Write out the material again exactly, please, and omit the pictures.

[BEGIN Records to use]

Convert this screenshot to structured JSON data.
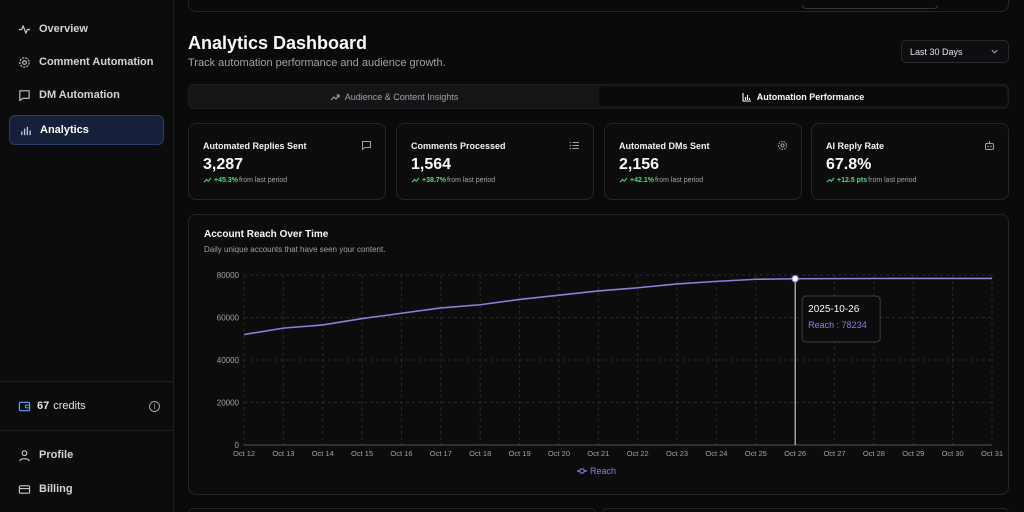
{
  "sidebar": {
    "items": [
      {
        "label": "Overview",
        "icon": "activity-icon"
      },
      {
        "label": "Comment Automation",
        "icon": "gear-icon"
      },
      {
        "label": "DM Automation",
        "icon": "message-icon"
      },
      {
        "label": "Analytics",
        "icon": "bar-chart-icon",
        "active": true
      }
    ],
    "credits": {
      "count": "67",
      "label": "credits"
    },
    "bottom_items": [
      {
        "label": "Profile",
        "icon": "user-icon"
      },
      {
        "label": "Billing",
        "icon": "card-icon"
      }
    ]
  },
  "header": {
    "title": "Analytics Dashboard",
    "subtitle": "Track automation performance and audience growth.",
    "range": "Last 30 Days"
  },
  "tabs": [
    {
      "label": "Audience & Content Insights",
      "active": false
    },
    {
      "label": "Automation Performance",
      "active": true
    }
  ],
  "stats": [
    {
      "title": "Automated Replies Sent",
      "value": "3,287",
      "delta": "+45.3%",
      "suffix": "from last period",
      "icon": "chat-icon"
    },
    {
      "title": "Comments Processed",
      "value": "1,564",
      "delta": "+38.7%",
      "suffix": "from last period",
      "icon": "list-icon"
    },
    {
      "title": "Automated DMs Sent",
      "value": "2,156",
      "delta": "+42.1%",
      "suffix": "from last period",
      "icon": "gear-icon"
    },
    {
      "title": "AI Reply Rate",
      "value": "67.8%",
      "delta": "+12.5 pts",
      "suffix": "from last period",
      "icon": "bot-icon"
    }
  ],
  "chart": {
    "title": "Account Reach Over Time",
    "subtitle": "Daily unique accounts that have seen your content.",
    "tooltip": {
      "date": "2025-10-26",
      "label": "Reach : 78234"
    },
    "accent": "#8b7fd8"
  },
  "chart_data": {
    "type": "line",
    "x": [
      "Oct 12",
      "Oct 13",
      "Oct 14",
      "Oct 15",
      "Oct 16",
      "Oct 17",
      "Oct 18",
      "Oct 19",
      "Oct 20",
      "Oct 21",
      "Oct 22",
      "Oct 23",
      "Oct 24",
      "Oct 25",
      "Oct 26",
      "Oct 27",
      "Oct 28",
      "Oct 29",
      "Oct 30",
      "Oct 31"
    ],
    "series": [
      {
        "name": "Reach",
        "values": [
          52000,
          55000,
          56500,
          59500,
          62000,
          64500,
          66000,
          68500,
          70500,
          72500,
          74000,
          75800,
          77000,
          78000,
          78234,
          78300,
          78350,
          78400,
          78400,
          78400
        ]
      }
    ],
    "yticks": [
      0,
      20000,
      40000,
      60000,
      80000
    ],
    "ylim": [
      0,
      80000
    ],
    "highlight_index": 14,
    "grid": true,
    "legend": "bottom"
  }
}
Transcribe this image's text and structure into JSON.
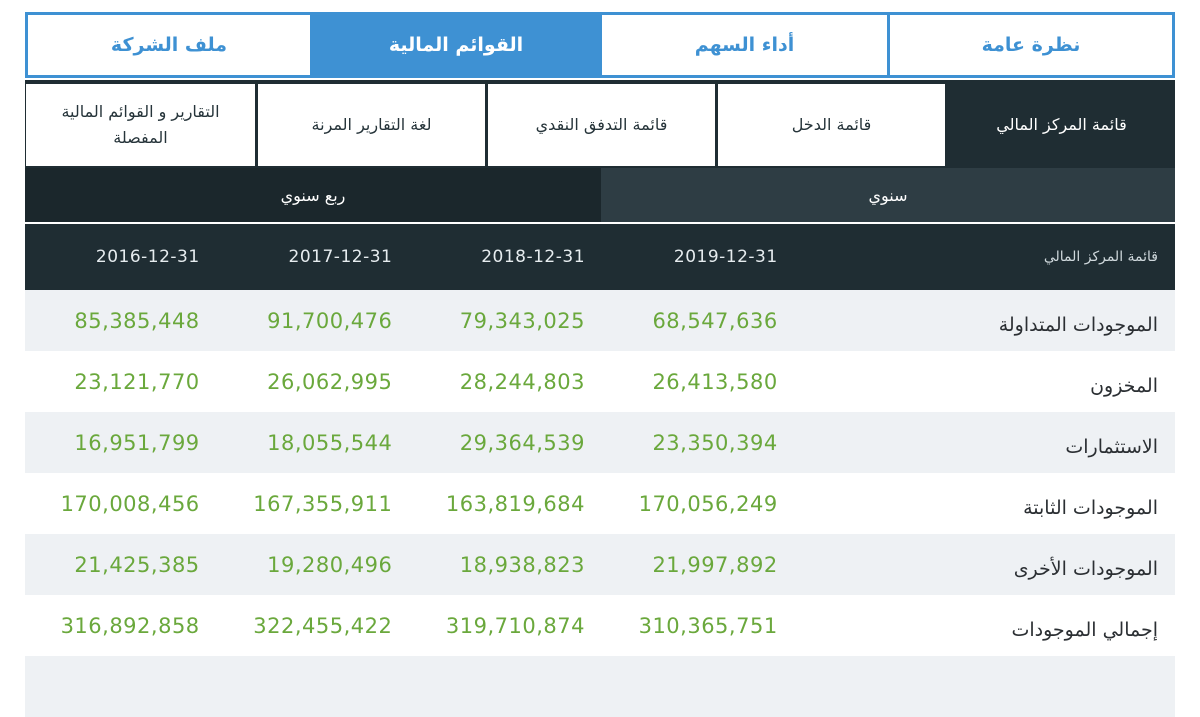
{
  "top_tabs": [
    {
      "label": "نظرة عامة",
      "active": false
    },
    {
      "label": "أداء السهم",
      "active": false
    },
    {
      "label": "القوائم المالية",
      "active": true
    },
    {
      "label": "ملف الشركة",
      "active": false
    }
  ],
  "sub_tabs": [
    {
      "label": "قائمة المركز المالي",
      "active": true
    },
    {
      "label": "قائمة الدخل",
      "active": false
    },
    {
      "label": "قائمة التدفق النقدي",
      "active": false
    },
    {
      "label": "لغة التقارير المرنة",
      "active": false
    },
    {
      "label": "التقارير و القوائم المالية المفصلة",
      "active": false
    }
  ],
  "period": {
    "annual": "سنوي",
    "quarterly": "ربع سنوي"
  },
  "table": {
    "header_label": "قائمة المركز المالي",
    "columns": [
      "2019-12-31",
      "2018-12-31",
      "2017-12-31",
      "2016-12-31"
    ],
    "rows": [
      {
        "label": "الموجودات المتداولة",
        "values": [
          "68,547,636",
          "79,343,025",
          "91,700,476",
          "85,385,448"
        ]
      },
      {
        "label": "المخزون",
        "values": [
          "26,413,580",
          "28,244,803",
          "26,062,995",
          "23,121,770"
        ]
      },
      {
        "label": "الاستثمارات",
        "values": [
          "23,350,394",
          "29,364,539",
          "18,055,544",
          "16,951,799"
        ]
      },
      {
        "label": "الموجودات الثابتة",
        "values": [
          "170,056,249",
          "163,819,684",
          "167,355,911",
          "170,008,456"
        ]
      },
      {
        "label": "الموجودات الأخرى",
        "values": [
          "21,997,892",
          "18,938,823",
          "19,280,496",
          "21,425,385"
        ]
      },
      {
        "label": "إجمالي الموجودات",
        "values": [
          "310,365,751",
          "319,710,874",
          "322,455,422",
          "316,892,858"
        ]
      }
    ]
  },
  "colors": {
    "accent": "#3e91d3",
    "dark": "#1f2d33",
    "value_green": "#6aa83c"
  }
}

[END Records to use]

=== Full answer ===
Convert this screenshot to structured JSON data.
{
  "sidebar": {
    "items": [
      {
        "label": "Overview",
        "icon": "activity-icon"
      },
      {
        "label": "Comment Automation",
        "icon": "gear-icon"
      },
      {
        "label": "DM Automation",
        "icon": "message-icon"
      },
      {
        "label": "Analytics",
        "icon": "bar-chart-icon",
        "active": true
      }
    ],
    "credits": {
      "count": "67",
      "label": "credits"
    },
    "bottom_items": [
      {
        "label": "Profile",
        "icon": "user-icon"
      },
      {
        "label": "Billing",
        "icon": "card-icon"
      }
    ]
  },
  "header": {
    "title": "Analytics Dashboard",
    "subtitle": "Track automation performance and audience growth.",
    "range": "Last 30 Days"
  },
  "tabs": [
    {
      "label": "Audience & Content Insights",
      "active": false
    },
    {
      "label": "Automation Performance",
      "active": true
    }
  ],
  "stats": [
    {
      "title": "Automated Replies Sent",
      "value": "3,287",
      "delta": "+45.3%",
      "suffix": "from last period",
      "icon": "chat-icon"
    },
    {
      "title": "Comments Processed",
      "value": "1,564",
      "delta": "+38.7%",
      "suffix": "from last period",
      "icon": "list-icon"
    },
    {
      "title": "Automated DMs Sent",
      "value": "2,156",
      "delta": "+42.1%",
      "suffix": "from last period",
      "icon": "gear-icon"
    },
    {
      "title": "AI Reply Rate",
      "value": "67.8%",
      "delta": "+12.5 pts",
      "suffix": "from last period",
      "icon": "bot-icon"
    }
  ],
  "chart": {
    "title": "Account Reach Over Time",
    "subtitle": "Daily unique accounts that have seen your content.",
    "tooltip": {
      "date": "2025-10-26",
      "label": "Reach : 78234"
    },
    "accent": "#8b7fd8"
  },
  "chart_data": {
    "type": "line",
    "x": [
      "Oct 12",
      "Oct 13",
      "Oct 14",
      "Oct 15",
      "Oct 16",
      "Oct 17",
      "Oct 18",
      "Oct 19",
      "Oct 20",
      "Oct 21",
      "Oct 22",
      "Oct 23",
      "Oct 24",
      "Oct 25",
      "Oct 26",
      "Oct 27",
      "Oct 28",
      "Oct 29",
      "Oct 30",
      "Oct 31"
    ],
    "series": [
      {
        "name": "Reach",
        "values": [
          52000,
          55000,
          56500,
          59500,
          62000,
          64500,
          66000,
          68500,
          70500,
          72500,
          74000,
          75800,
          77000,
          78000,
          78234,
          78300,
          78350,
          78400,
          78400,
          78400
        ]
      }
    ],
    "yticks": [
      0,
      20000,
      40000,
      60000,
      80000
    ],
    "ylim": [
      0,
      80000
    ],
    "highlight_index": 14,
    "grid": true,
    "legend": "bottom"
  }
}
Transcribe this image's text and structure into JSON.
{
  "top_tabs": [
    {
      "label": "نظرة عامة",
      "active": false
    },
    {
      "label": "أداء السهم",
      "active": false
    },
    {
      "label": "القوائم المالية",
      "active": true
    },
    {
      "label": "ملف الشركة",
      "active": false
    }
  ],
  "sub_tabs": [
    {
      "label": "قائمة المركز المالي",
      "active": true
    },
    {
      "label": "قائمة الدخل",
      "active": false
    },
    {
      "label": "قائمة التدفق النقدي",
      "active": false
    },
    {
      "label": "لغة التقارير المرنة",
      "active": false
    },
    {
      "label": "التقارير و القوائم المالية المفصلة",
      "active": false
    }
  ],
  "period": {
    "annual": "سنوي",
    "quarterly": "ربع سنوي"
  },
  "table": {
    "header_label": "قائمة المركز المالي",
    "columns": [
      "2019-12-31",
      "2018-12-31",
      "2017-12-31",
      "2016-12-31"
    ],
    "rows": [
      {
        "label": "الموجودات المتداولة",
        "values": [
          "68,547,636",
          "79,343,025",
          "91,700,476",
          "85,385,448"
        ]
      },
      {
        "label": "المخزون",
        "values": [
          "26,413,580",
          "28,244,803",
          "26,062,995",
          "23,121,770"
        ]
      },
      {
        "label": "الاستثمارات",
        "values": [
          "23,350,394",
          "29,364,539",
          "18,055,544",
          "16,951,799"
        ]
      },
      {
        "label": "الموجودات الثابتة",
        "values": [
          "170,056,249",
          "163,819,684",
          "167,355,911",
          "170,008,456"
        ]
      },
      {
        "label": "الموجودات الأخرى",
        "values": [
          "21,997,892",
          "18,938,823",
          "19,280,496",
          "21,425,385"
        ]
      },
      {
        "label": "إجمالي الموجودات",
        "values": [
          "310,365,751",
          "319,710,874",
          "322,455,422",
          "316,892,858"
        ]
      }
    ]
  },
  "colors": {
    "accent": "#3e91d3",
    "dark": "#1f2d33",
    "value_green": "#6aa83c"
  }
}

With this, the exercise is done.